§ **What the task asks**
Transcribe every line of the records verbatim.
** START Data in this exercise **
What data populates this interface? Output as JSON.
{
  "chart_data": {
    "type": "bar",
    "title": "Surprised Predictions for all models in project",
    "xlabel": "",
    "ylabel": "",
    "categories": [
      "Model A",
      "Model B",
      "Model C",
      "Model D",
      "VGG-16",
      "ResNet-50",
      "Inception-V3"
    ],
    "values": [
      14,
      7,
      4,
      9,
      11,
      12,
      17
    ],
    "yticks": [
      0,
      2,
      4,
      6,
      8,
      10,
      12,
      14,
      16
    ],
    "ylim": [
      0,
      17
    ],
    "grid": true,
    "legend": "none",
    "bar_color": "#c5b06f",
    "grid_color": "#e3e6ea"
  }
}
** END Data in this exercise **
§ **Exercise answer**
What data populates this interface? Output as JSON.
{
  "chart_data": {
    "type": "bar",
    "title": "Surprised Predictions for all models in project",
    "xlabel": "",
    "ylabel": "",
    "categories": [
      "Model A",
      "Model B",
      "Model C",
      "Model D",
      "VGG-16",
      "ResNet-50",
      "Inception-V3"
    ],
    "values": [
      14,
      7,
      4,
      9,
      11,
      12,
      17
    ],
    "yticks": [
      0,
      2,
      4,
      6,
      8,
      10,
      12,
      14,
      16
    ],
    "ylim": [
      0,
      17
    ],
    "grid": true,
    "legend": "none",
    "bar_color": "#c5b06f",
    "grid_color": "#e3e6ea"
  }
}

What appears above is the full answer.